>>>>>
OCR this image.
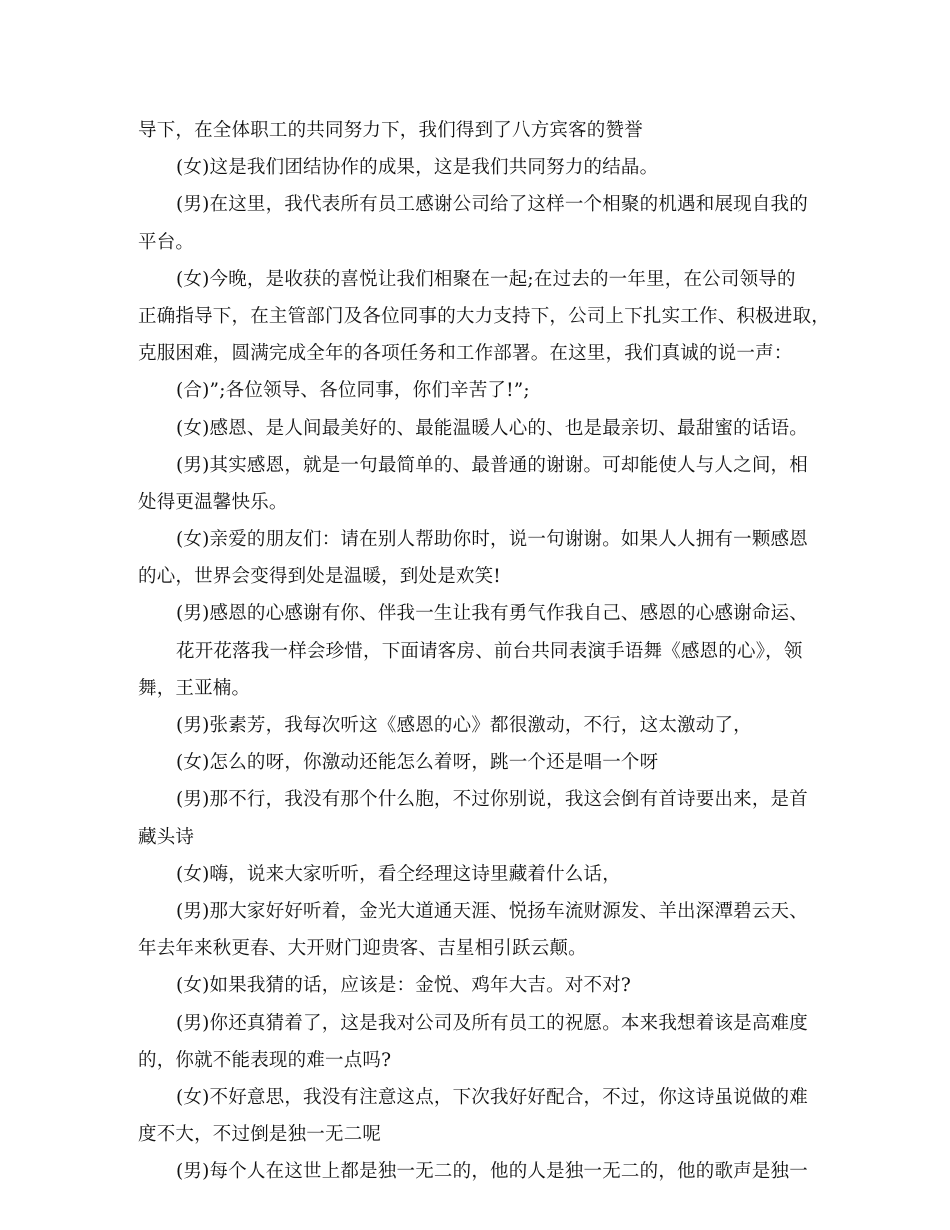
导下，在全体职工的共同努力下，我们得到了八方宾客的赞誉
(女)这是我们团结协作的成果，这是我们共同努力的结晶。
(男)在这里，我代表所有员工感谢公司给了这样一个相聚的机遇和展现自我的
平台。
(女)今晚，是收获的喜悦让我们相聚在一起;在过去的一年里，在公司领导的
正确指导下，在主管部门及各位同事的大力支持下，公司上下扎实工作、积极进取，
克服困难，圆满完成全年的各项任务和工作部署。在这里，我们真诚的说一声：
(合)”;各位领导、各位同事，你们辛苦了!”;
(女)感恩、是人间最美好的、最能温暖人心的、也是最亲切、最甜蜜的话语。
(男)其实感恩，就是一句最简单的、最普通的谢谢。可却能使人与人之间，相
处得更温馨快乐。
(女)亲爱的朋友们：请在别人帮助你时，说一句谢谢。如果人人拥有一颗感恩
的心，世界会变得到处是温暖，到处是欢笑!
(男)感恩的心感谢有你、伴我一生让我有勇气作我自己、感恩的心感谢命运、
花开花落我一样会珍惜，下面请客房、前台共同表演手语舞《感恩的心》，领
舞，王亚楠。
(男)张素芳，我每次听这《感恩的心》都很激动，不行，这太激动了，
(女)怎么的呀，你激动还能怎么着呀，跳一个还是唱一个呀
(男)那不行，我没有那个什么胞，不过你别说，我这会倒有首诗要出来，是首
藏头诗
(女)嗨，说来大家听听，看仝经理这诗里藏着什么话，
(男)那大家好好听着，金光大道通天涯、悦扬车流财源发、羊出深潭碧云天、
年去年来秋更春、大开财门迎贵客、吉星相引跃云颠。
(女)如果我猜的话，应该是：金悦、鸡年大吉。对不对?
(男)你还真猜着了，这是我对公司及所有员工的祝愿。本来我想着该是高难度
的，你就不能表现的难一点吗?
(女)不好意思，我没有注意这点，下次我好好配合，不过，你这诗虽说做的难
度不大，不过倒是独一无二呢
(男)每个人在这世上都是独一无二的，他的人是独一无二的，他的歌声是独一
<<<<<
Written request:
Your copy should match the entries exactly, minus the pictures.

Reply:
OCR this image.
导下，在全体职工的共同努力下，我们得到了八方宾客的赞誉
(女)这是我们团结协作的成果，这是我们共同努力的结晶。
(男)在这里，我代表所有员工感谢公司给了这样一个相聚的机遇和展现自我的
平台。
(女)今晚，是收获的喜悦让我们相聚在一起;在过去的一年里，在公司领导的
正确指导下，在主管部门及各位同事的大力支持下，公司上下扎实工作、积极进取，
克服困难，圆满完成全年的各项任务和工作部署。在这里，我们真诚的说一声：
(合)”;各位领导、各位同事，你们辛苦了!”;
(女)感恩、是人间最美好的、最能温暖人心的、也是最亲切、最甜蜜的话语。
(男)其实感恩，就是一句最简单的、最普通的谢谢。可却能使人与人之间，相
处得更温馨快乐。
(女)亲爱的朋友们：请在别人帮助你时，说一句谢谢。如果人人拥有一颗感恩
的心，世界会变得到处是温暖，到处是欢笑!
(男)感恩的心感谢有你、伴我一生让我有勇气作我自己、感恩的心感谢命运、
花开花落我一样会珍惜，下面请客房、前台共同表演手语舞《感恩的心》，领
舞，王亚楠。
(男)张素芳，我每次听这《感恩的心》都很激动，不行，这太激动了，
(女)怎么的呀，你激动还能怎么着呀，跳一个还是唱一个呀
(男)那不行，我没有那个什么胞，不过你别说，我这会倒有首诗要出来，是首
藏头诗
(女)嗨，说来大家听听，看仝经理这诗里藏着什么话，
(男)那大家好好听着，金光大道通天涯、悦扬车流财源发、羊出深潭碧云天、
年去年来秋更春、大开财门迎贵客、吉星相引跃云颠。
(女)如果我猜的话，应该是：金悦、鸡年大吉。对不对?
(男)你还真猜着了，这是我对公司及所有员工的祝愿。本来我想着该是高难度
的，你就不能表现的难一点吗?
(女)不好意思，我没有注意这点，下次我好好配合，不过，你这诗虽说做的难
度不大，不过倒是独一无二呢
(男)每个人在这世上都是独一无二的，他的人是独一无二的，他的歌声是独一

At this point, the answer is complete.